Dataset extract |
# # # # #
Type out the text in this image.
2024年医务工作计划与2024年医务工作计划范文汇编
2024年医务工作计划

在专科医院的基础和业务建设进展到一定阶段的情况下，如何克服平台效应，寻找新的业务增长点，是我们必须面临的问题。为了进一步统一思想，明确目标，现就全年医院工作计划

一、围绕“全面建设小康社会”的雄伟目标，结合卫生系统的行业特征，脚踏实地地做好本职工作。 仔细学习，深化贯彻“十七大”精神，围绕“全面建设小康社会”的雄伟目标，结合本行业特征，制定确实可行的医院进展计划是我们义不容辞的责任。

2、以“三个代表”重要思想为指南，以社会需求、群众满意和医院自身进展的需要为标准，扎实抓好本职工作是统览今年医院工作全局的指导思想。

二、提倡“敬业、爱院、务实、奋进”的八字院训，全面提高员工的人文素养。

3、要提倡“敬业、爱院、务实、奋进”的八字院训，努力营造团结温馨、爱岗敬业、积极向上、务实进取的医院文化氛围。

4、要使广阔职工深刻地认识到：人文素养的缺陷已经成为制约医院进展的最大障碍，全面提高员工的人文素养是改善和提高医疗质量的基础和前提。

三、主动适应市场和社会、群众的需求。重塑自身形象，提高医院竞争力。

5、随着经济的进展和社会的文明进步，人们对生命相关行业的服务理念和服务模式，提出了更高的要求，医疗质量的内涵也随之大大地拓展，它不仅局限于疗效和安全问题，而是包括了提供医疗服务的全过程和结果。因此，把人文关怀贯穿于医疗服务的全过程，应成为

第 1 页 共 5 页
# # # # #
Task to complete | Reproduce the entire listing word for word.

Correct answer |
Type out the text in this image.
2024年医务工作计划与2024年医务工作计划范文汇编
2024年医务工作计划

在专科医院的基础和业务建设进展到一定阶段的情况下，如何克服平台效应，寻找新的业务增长点，是我们必须面临的问题。为了进一步统一思想，明确目标，现就全年医院工作计划

一、围绕“全面建设小康社会”的雄伟目标，结合卫生系统的行业特征，脚踏实地地做好本职工作。 仔细学习，深化贯彻“十七大”精神，围绕“全面建设小康社会”的雄伟目标，结合本行业特征，制定确实可行的医院进展计划是我们义不容辞的责任。

2、以“三个代表”重要思想为指南，以社会需求、群众满意和医院自身进展的需要为标准，扎实抓好本职工作是统览今年医院工作全局的指导思想。

二、提倡“敬业、爱院、务实、奋进”的八字院训，全面提高员工的人文素养。

3、要提倡“敬业、爱院、务实、奋进”的八字院训，努力营造团结温馨、爱岗敬业、积极向上、务实进取的医院文化氛围。

4、要使广阔职工深刻地认识到：人文素养的缺陷已经成为制约医院进展的最大障碍，全面提高员工的人文素养是改善和提高医疗质量的基础和前提。

三、主动适应市场和社会、群众的需求。重塑自身形象，提高医院竞争力。

5、随着经济的进展和社会的文明进步，人们对生命相关行业的服务理念和服务模式，提出了更高的要求，医疗质量的内涵也随之大大地拓展，它不仅局限于疗效和安全问题，而是包括了提供医疗服务的全过程和结果。因此，把人文关怀贯穿于医疗服务的全过程，应成为

第 1 页 共 5 页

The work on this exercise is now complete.